LISTED RECORDS:
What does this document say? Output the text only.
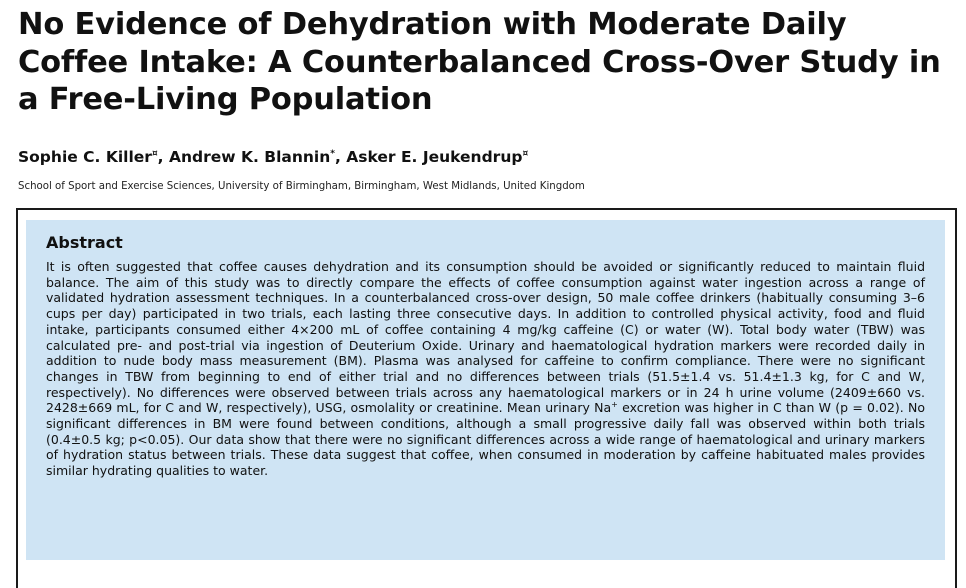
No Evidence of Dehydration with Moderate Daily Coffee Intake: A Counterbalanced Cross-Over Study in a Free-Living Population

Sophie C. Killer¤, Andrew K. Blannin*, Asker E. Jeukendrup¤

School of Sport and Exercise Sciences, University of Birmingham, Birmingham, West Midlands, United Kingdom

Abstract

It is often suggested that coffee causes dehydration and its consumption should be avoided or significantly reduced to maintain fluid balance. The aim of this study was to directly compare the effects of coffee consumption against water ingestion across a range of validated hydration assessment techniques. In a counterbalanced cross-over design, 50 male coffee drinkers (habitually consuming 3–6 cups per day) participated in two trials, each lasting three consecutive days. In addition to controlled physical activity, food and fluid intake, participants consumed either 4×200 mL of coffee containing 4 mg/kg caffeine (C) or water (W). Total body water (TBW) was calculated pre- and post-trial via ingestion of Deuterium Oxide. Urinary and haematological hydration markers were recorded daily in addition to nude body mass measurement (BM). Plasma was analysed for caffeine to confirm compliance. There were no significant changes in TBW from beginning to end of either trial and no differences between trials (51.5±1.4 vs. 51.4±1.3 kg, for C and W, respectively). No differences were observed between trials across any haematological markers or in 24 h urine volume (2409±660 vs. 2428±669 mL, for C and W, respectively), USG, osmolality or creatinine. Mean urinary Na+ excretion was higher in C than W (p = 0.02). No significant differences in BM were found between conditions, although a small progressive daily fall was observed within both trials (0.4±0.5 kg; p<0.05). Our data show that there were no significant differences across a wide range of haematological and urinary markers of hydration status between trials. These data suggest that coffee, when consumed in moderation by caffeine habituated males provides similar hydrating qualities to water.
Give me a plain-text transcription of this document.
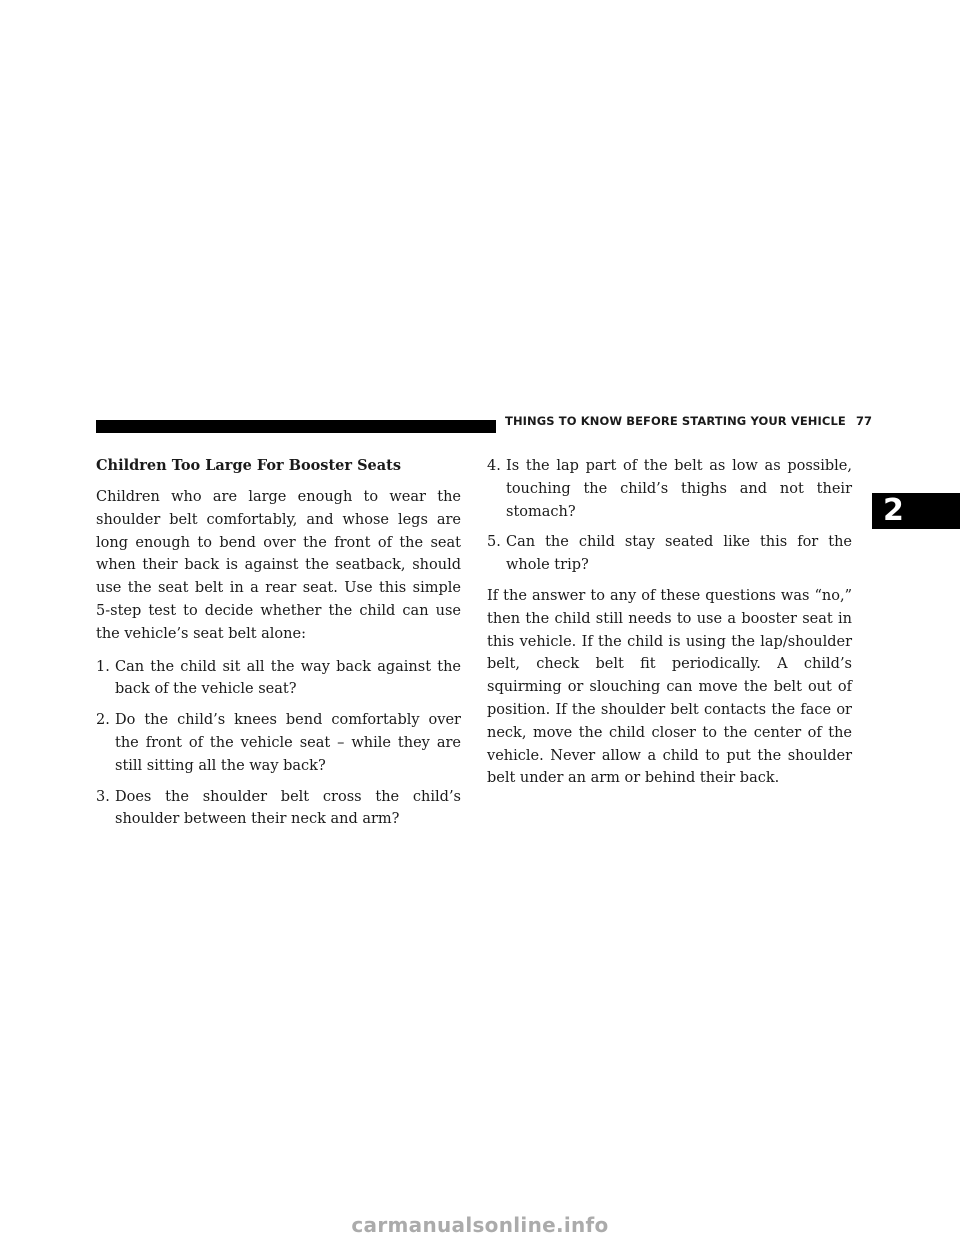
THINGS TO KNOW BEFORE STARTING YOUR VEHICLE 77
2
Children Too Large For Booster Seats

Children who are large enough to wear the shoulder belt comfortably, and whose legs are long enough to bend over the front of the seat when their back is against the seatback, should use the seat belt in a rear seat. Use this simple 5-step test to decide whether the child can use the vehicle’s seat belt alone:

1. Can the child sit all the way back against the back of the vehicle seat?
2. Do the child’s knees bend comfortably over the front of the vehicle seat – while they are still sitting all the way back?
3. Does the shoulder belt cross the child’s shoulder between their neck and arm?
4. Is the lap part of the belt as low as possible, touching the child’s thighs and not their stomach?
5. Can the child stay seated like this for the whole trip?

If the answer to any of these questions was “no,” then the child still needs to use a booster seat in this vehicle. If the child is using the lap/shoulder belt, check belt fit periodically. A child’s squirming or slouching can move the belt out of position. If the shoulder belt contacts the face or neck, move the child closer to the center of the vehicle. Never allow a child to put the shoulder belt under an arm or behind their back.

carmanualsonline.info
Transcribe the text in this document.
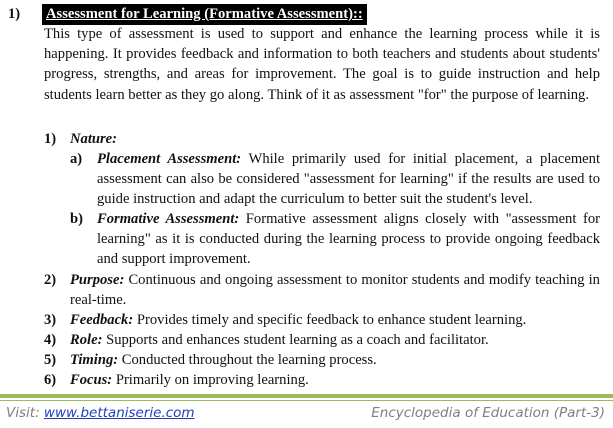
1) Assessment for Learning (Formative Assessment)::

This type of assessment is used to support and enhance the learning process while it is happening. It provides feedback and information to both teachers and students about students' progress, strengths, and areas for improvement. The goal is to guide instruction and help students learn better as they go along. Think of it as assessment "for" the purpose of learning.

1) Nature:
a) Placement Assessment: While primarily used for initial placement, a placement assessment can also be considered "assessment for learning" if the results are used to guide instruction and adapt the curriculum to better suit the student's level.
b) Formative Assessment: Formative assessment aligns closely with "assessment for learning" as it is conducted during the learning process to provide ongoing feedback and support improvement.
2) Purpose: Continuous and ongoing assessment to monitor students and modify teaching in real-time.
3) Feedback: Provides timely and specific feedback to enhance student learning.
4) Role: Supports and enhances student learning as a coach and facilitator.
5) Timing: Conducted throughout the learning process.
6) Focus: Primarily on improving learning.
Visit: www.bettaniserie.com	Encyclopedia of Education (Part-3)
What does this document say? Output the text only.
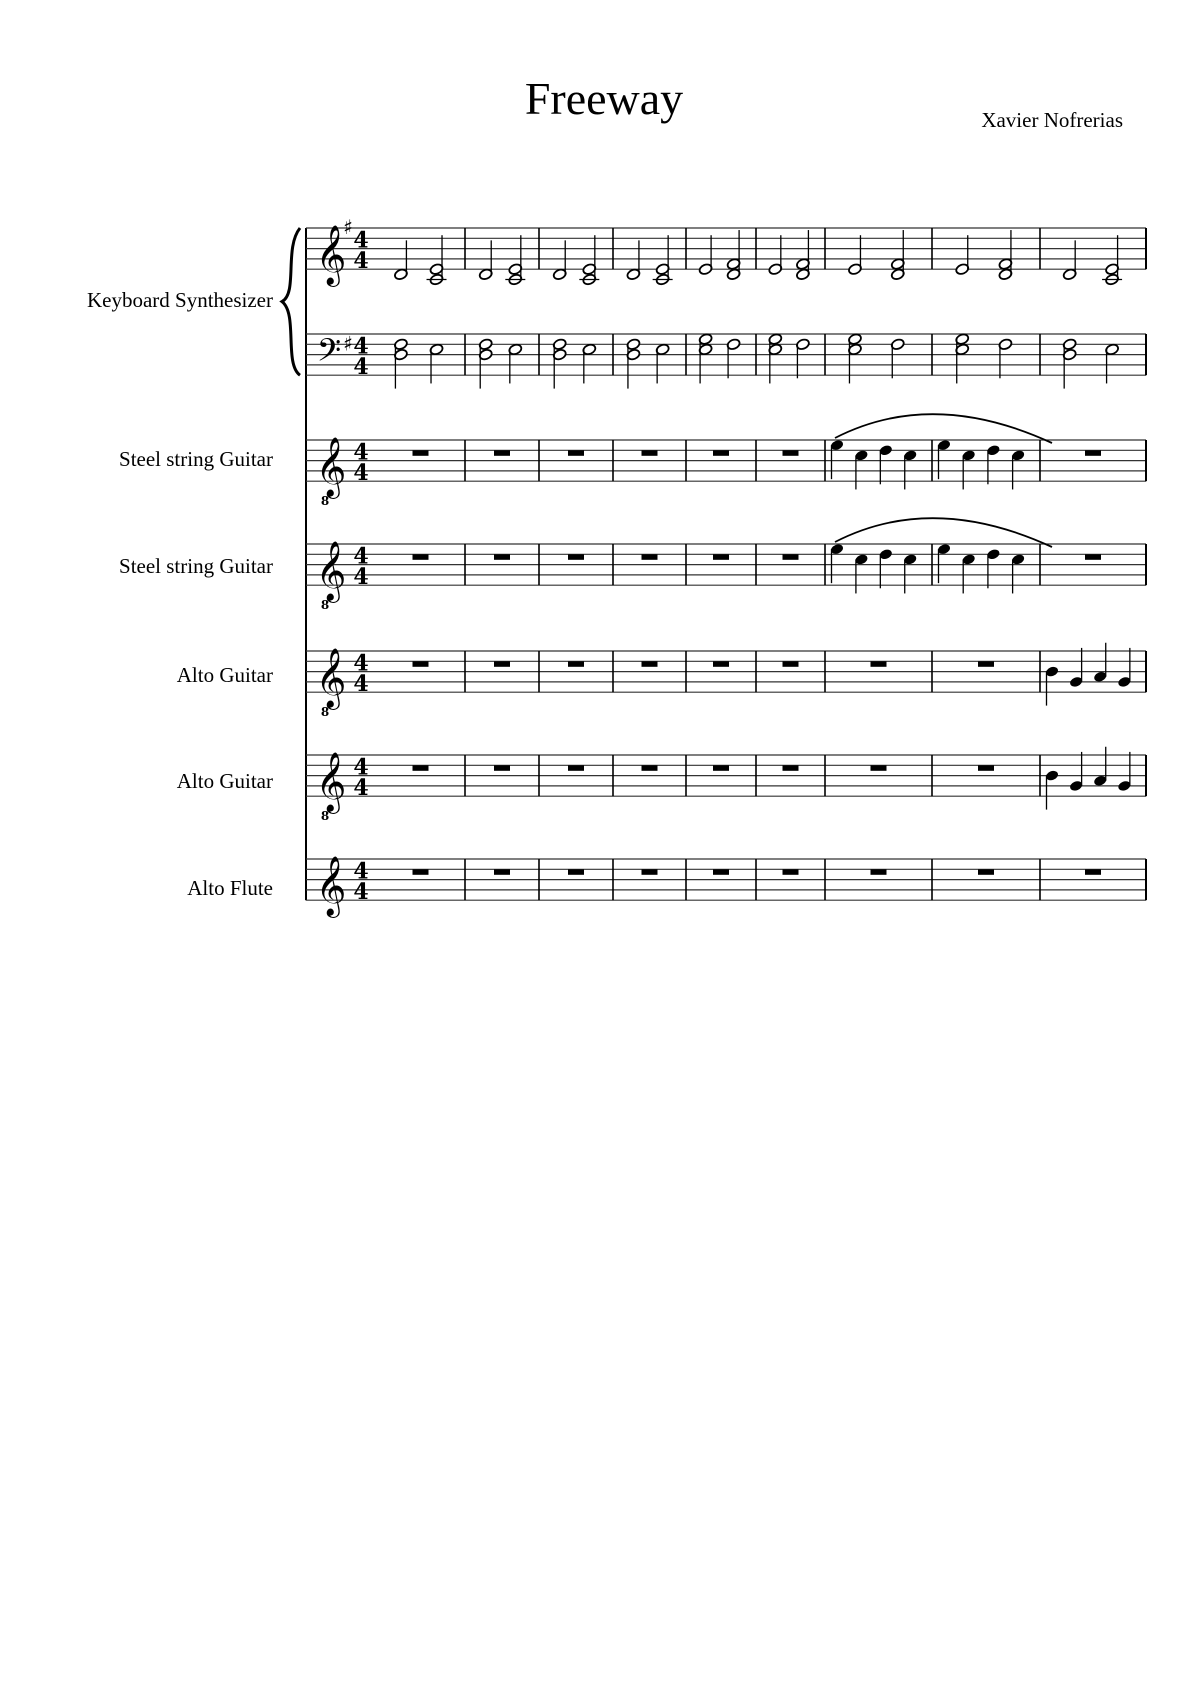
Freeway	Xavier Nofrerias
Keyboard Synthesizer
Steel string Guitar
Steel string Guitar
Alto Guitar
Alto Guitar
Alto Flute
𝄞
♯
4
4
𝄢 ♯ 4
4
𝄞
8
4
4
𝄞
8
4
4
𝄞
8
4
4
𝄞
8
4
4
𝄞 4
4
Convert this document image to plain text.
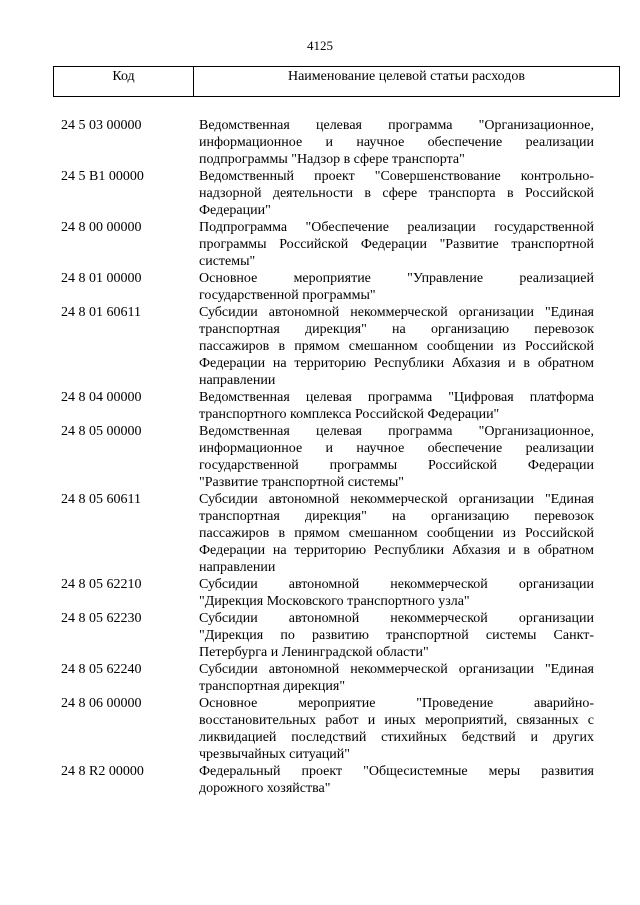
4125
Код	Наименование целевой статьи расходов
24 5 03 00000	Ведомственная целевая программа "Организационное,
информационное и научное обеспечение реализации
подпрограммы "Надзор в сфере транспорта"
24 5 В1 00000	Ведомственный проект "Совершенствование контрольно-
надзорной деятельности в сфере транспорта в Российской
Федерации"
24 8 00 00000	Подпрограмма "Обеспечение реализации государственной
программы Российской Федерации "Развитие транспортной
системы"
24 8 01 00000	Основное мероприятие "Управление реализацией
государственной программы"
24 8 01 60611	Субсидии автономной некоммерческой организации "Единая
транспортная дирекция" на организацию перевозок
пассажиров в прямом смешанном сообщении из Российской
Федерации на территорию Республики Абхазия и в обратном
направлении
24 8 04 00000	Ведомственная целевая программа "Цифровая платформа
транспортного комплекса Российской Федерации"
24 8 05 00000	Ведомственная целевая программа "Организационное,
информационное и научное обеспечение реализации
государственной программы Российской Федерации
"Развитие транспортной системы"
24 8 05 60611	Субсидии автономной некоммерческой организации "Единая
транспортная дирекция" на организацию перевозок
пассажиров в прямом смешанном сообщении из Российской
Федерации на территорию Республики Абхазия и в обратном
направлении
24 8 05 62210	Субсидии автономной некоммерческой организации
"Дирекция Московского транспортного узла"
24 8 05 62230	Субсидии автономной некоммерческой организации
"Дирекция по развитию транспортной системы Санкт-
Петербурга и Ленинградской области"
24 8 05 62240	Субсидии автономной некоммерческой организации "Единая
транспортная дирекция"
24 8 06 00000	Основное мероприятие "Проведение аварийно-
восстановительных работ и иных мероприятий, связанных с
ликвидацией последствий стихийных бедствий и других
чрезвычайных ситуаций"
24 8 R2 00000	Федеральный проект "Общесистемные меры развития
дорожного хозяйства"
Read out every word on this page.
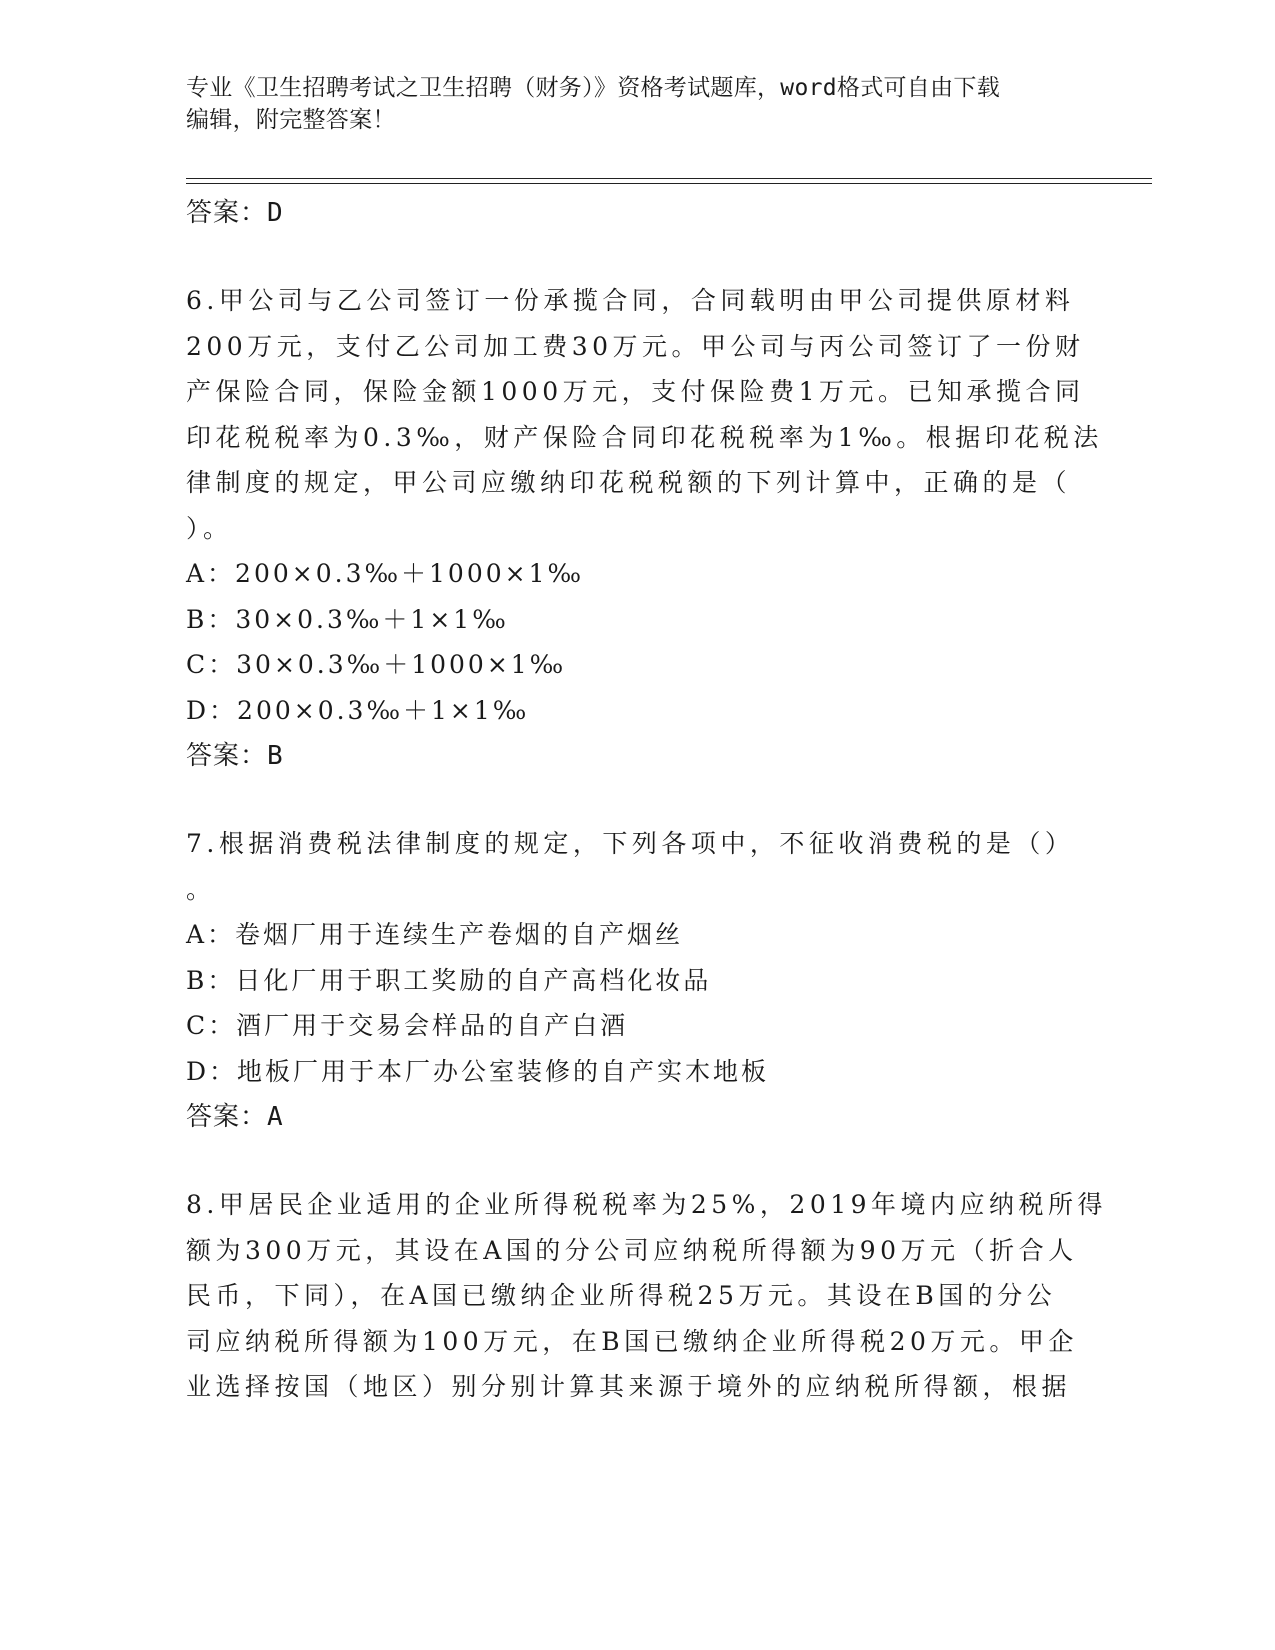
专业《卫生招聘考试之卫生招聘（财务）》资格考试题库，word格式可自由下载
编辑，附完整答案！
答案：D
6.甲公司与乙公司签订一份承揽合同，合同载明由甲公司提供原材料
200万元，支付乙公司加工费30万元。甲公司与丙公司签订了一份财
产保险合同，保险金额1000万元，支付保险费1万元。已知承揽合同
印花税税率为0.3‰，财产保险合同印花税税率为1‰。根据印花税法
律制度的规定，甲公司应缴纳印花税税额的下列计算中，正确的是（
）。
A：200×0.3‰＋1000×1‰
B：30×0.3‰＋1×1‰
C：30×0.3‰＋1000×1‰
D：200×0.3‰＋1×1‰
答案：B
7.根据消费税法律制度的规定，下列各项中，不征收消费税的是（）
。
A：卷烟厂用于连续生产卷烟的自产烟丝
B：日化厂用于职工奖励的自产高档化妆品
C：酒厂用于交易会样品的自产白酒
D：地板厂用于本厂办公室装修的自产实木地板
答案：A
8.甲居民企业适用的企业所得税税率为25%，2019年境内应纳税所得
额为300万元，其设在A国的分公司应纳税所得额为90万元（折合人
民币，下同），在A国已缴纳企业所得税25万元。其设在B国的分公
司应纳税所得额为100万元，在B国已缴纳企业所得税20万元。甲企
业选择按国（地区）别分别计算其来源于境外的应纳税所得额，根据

TASK TO CARRY OUT: Pictures are not part of the copy; reproduce exactly and only the lines from the line containing "Read out every word on this page." through the end of the listing.

ANSWER FOR THIS EXERCISE:
Read out every word on this page.
专业《卫生招聘考试之卫生招聘（财务）》资格考试题库，word格式可自由下载
编辑，附完整答案！
答案：D
6.甲公司与乙公司签订一份承揽合同，合同载明由甲公司提供原材料
200万元，支付乙公司加工费30万元。甲公司与丙公司签订了一份财
产保险合同，保险金额1000万元，支付保险费1万元。已知承揽合同
印花税税率为0.3‰，财产保险合同印花税税率为1‰。根据印花税法
律制度的规定，甲公司应缴纳印花税税额的下列计算中，正确的是（
）。
A：200×0.3‰＋1000×1‰
B：30×0.3‰＋1×1‰
C：30×0.3‰＋1000×1‰
D：200×0.3‰＋1×1‰
答案：B
7.根据消费税法律制度的规定，下列各项中，不征收消费税的是（）
。
A：卷烟厂用于连续生产卷烟的自产烟丝
B：日化厂用于职工奖励的自产高档化妆品
C：酒厂用于交易会样品的自产白酒
D：地板厂用于本厂办公室装修的自产实木地板
答案：A
8.甲居民企业适用的企业所得税税率为25%，2019年境内应纳税所得
额为300万元，其设在A国的分公司应纳税所得额为90万元（折合人
民币，下同），在A国已缴纳企业所得税25万元。其设在B国的分公
司应纳税所得额为100万元，在B国已缴纳企业所得税20万元。甲企
业选择按国（地区）别分别计算其来源于境外的应纳税所得额，根据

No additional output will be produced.